--- Description of the task ---
Output nothing but the number of lines that include the word "highlighted".

--- Task inputs ---
--

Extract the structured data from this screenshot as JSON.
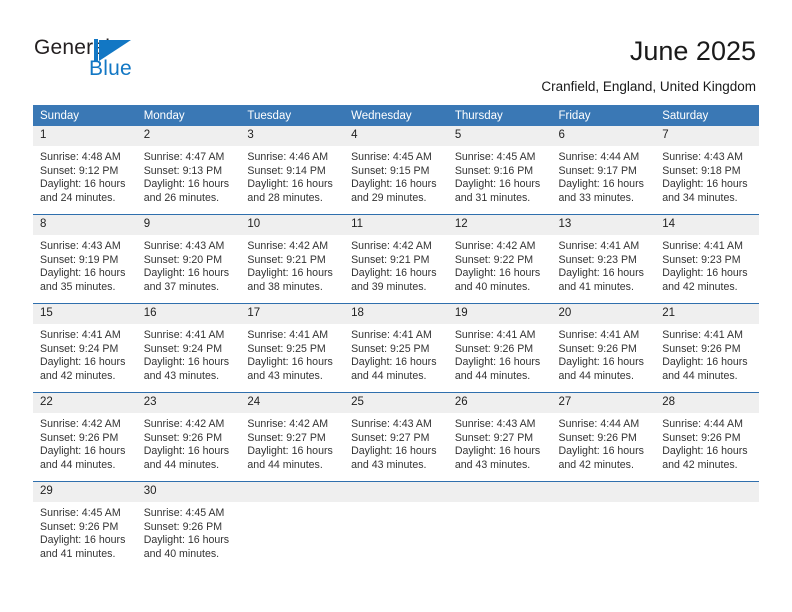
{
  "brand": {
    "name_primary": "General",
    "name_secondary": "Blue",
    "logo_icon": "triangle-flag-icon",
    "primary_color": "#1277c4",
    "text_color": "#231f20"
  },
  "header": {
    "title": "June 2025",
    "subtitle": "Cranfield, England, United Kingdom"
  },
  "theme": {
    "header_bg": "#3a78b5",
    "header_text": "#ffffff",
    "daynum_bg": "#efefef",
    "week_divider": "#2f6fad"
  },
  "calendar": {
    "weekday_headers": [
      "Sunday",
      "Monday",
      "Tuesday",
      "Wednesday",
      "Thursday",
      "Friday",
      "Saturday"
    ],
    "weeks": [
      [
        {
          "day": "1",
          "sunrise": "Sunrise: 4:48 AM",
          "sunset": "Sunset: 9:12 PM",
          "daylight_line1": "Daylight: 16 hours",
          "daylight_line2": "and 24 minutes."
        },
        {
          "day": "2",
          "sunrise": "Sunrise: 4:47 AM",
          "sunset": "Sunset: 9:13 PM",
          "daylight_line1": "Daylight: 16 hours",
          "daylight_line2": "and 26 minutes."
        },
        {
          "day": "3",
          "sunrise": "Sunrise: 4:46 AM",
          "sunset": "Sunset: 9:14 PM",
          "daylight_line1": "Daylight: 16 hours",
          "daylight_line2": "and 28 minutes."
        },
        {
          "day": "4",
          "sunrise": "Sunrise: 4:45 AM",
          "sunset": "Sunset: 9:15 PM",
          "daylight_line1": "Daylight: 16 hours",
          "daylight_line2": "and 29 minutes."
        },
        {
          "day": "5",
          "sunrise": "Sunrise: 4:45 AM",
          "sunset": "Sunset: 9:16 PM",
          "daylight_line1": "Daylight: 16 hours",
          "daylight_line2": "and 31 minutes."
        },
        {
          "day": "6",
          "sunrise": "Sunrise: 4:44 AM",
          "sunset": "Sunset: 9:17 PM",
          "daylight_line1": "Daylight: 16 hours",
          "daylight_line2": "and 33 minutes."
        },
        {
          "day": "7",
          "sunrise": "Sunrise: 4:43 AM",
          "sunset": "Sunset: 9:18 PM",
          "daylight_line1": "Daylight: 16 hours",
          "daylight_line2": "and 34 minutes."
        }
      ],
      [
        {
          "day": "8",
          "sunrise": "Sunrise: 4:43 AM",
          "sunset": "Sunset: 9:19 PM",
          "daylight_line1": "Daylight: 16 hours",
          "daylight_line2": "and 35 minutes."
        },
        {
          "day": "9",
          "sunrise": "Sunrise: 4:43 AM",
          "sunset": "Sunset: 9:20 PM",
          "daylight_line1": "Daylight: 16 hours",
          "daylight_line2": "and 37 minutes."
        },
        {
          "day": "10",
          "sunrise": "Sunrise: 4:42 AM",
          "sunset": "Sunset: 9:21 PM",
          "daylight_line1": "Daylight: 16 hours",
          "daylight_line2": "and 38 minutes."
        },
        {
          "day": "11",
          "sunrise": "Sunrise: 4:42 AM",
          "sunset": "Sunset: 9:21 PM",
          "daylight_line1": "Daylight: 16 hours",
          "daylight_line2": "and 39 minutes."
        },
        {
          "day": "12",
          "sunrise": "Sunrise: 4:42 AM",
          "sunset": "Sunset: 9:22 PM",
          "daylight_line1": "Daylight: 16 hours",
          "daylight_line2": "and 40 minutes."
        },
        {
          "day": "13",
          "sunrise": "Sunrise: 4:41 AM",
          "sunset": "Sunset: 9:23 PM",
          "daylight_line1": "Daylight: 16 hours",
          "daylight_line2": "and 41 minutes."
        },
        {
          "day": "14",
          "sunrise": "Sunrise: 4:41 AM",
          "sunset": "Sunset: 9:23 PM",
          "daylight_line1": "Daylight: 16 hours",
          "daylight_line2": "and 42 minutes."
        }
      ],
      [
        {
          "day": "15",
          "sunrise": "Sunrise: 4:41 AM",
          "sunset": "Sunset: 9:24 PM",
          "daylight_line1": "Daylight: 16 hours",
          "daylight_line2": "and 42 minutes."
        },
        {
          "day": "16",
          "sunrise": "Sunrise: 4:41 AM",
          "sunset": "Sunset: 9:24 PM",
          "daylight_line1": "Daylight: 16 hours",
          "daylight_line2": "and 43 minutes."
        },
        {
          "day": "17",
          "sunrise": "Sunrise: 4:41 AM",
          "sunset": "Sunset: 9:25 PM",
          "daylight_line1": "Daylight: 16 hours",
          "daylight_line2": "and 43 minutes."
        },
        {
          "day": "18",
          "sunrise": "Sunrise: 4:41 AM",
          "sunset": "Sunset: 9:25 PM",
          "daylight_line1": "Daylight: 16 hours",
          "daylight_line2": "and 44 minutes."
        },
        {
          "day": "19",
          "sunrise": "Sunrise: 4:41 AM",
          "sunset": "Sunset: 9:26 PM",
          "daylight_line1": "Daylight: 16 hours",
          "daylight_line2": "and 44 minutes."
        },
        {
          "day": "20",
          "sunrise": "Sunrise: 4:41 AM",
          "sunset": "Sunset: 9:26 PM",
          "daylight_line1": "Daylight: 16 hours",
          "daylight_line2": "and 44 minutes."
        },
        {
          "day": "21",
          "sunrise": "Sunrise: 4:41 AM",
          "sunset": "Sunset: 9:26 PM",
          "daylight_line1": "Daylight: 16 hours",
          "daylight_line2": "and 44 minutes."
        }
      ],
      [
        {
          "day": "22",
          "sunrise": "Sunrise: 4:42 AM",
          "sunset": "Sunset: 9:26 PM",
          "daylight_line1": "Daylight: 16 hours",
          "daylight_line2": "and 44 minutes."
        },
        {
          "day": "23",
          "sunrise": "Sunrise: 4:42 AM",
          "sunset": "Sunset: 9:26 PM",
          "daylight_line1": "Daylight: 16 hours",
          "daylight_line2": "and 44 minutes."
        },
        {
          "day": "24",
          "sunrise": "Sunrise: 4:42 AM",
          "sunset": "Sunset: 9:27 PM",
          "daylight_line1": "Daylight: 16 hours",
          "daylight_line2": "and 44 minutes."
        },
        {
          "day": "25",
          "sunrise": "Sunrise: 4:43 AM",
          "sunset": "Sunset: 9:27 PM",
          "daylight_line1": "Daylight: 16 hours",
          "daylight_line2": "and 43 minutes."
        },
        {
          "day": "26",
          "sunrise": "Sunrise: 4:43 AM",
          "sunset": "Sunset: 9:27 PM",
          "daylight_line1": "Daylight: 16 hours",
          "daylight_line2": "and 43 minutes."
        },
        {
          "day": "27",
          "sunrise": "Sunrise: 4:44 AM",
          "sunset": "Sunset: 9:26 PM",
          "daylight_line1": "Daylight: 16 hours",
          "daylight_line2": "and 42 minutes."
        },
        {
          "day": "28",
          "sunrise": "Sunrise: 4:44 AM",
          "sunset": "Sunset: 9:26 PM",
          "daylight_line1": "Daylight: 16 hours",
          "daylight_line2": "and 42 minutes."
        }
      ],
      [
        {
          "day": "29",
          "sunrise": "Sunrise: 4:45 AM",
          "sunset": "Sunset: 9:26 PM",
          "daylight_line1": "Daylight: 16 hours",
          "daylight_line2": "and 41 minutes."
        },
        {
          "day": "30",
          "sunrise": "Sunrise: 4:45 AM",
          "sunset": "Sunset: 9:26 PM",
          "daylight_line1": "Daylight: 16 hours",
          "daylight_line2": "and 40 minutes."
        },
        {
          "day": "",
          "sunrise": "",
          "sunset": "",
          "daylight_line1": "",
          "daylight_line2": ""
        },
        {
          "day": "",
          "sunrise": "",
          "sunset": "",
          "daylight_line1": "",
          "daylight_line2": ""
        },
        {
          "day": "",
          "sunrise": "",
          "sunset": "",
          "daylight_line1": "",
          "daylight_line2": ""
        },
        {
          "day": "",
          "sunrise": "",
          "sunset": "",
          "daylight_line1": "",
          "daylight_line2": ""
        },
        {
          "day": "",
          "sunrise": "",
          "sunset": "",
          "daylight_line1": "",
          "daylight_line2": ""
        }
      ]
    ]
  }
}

--

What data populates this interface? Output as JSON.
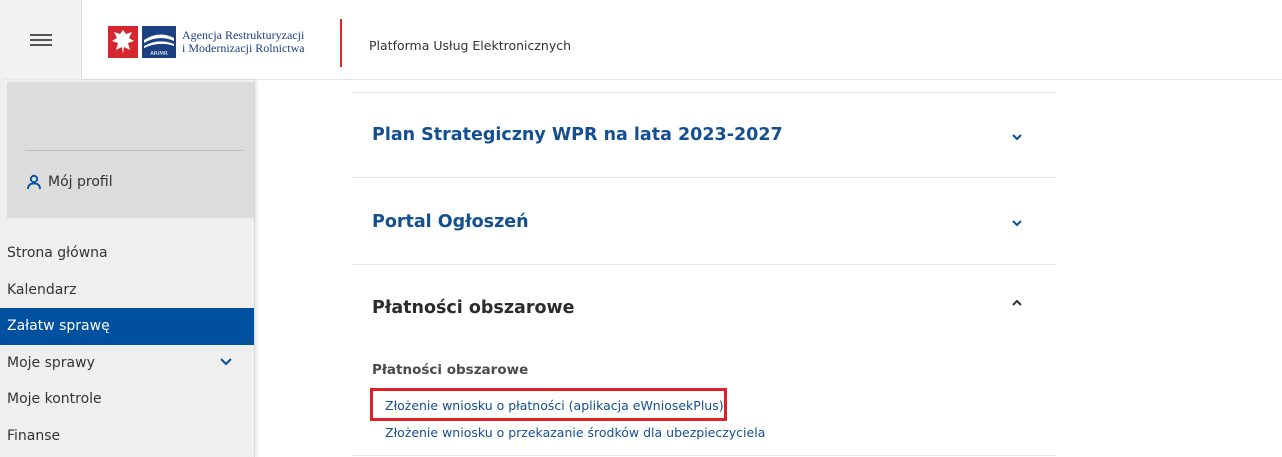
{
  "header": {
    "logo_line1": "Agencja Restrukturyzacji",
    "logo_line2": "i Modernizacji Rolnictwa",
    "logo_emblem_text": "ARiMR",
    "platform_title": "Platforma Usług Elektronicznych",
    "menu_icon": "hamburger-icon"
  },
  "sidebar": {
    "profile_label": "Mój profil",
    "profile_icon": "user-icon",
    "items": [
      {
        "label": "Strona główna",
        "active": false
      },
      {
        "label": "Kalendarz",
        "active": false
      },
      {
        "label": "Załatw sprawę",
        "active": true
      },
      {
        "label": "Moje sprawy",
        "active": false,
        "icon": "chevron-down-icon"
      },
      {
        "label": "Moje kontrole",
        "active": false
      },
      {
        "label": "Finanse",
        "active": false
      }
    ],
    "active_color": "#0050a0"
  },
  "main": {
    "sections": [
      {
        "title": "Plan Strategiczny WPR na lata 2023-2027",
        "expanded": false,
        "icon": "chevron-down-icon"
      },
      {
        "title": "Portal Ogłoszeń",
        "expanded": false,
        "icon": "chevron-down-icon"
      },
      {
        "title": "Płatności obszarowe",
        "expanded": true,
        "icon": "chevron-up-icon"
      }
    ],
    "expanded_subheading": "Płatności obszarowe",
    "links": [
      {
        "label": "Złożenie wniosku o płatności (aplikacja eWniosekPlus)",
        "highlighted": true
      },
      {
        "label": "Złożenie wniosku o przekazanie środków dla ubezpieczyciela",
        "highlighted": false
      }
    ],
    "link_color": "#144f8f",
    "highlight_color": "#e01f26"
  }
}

--

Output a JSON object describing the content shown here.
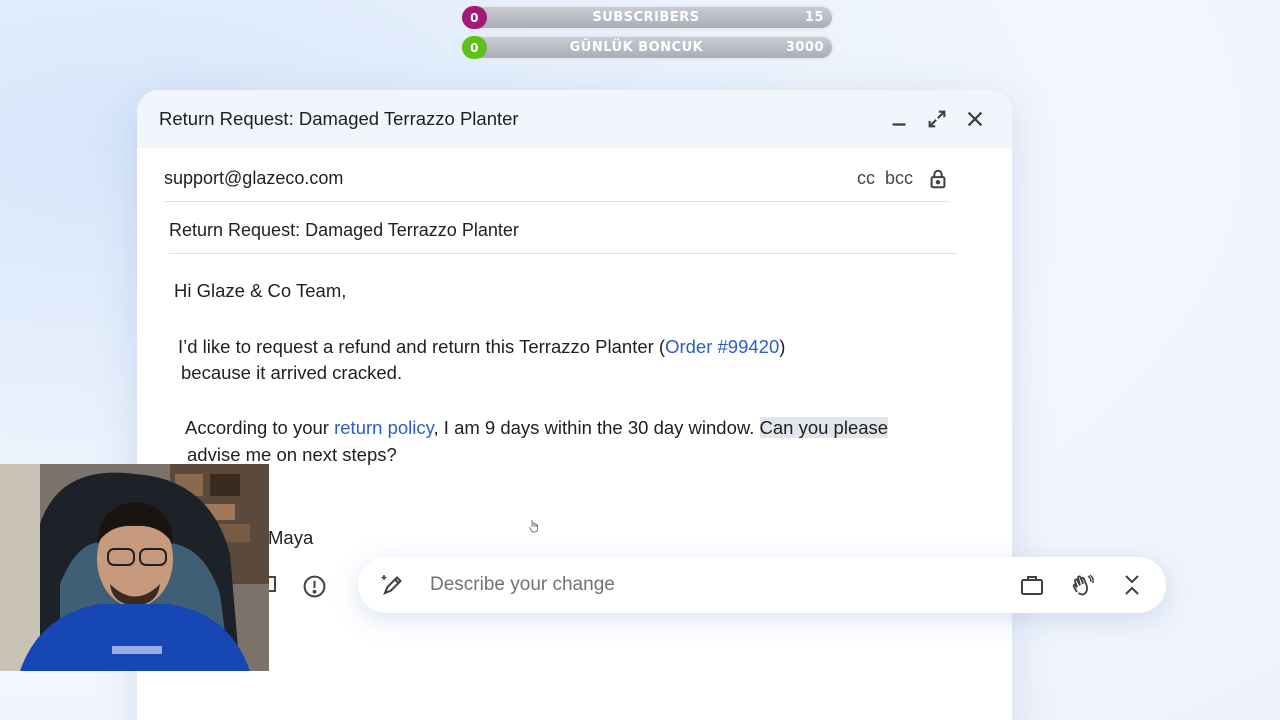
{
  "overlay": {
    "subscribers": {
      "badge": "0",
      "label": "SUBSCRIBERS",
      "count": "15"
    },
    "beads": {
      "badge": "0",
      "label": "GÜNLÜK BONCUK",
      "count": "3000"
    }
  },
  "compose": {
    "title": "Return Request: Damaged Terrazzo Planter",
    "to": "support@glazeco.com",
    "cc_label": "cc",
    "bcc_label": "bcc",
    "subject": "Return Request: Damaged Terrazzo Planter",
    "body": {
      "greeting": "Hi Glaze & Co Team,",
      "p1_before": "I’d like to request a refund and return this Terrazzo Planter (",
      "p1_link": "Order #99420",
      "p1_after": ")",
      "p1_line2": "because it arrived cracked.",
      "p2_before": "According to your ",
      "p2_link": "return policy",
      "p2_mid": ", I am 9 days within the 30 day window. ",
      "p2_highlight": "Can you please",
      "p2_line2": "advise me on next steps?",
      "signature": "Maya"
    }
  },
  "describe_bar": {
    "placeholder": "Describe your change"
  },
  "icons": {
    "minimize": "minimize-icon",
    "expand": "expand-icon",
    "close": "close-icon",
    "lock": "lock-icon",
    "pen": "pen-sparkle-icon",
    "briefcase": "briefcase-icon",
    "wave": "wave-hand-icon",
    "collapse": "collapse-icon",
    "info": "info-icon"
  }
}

--

--- Result below ---
2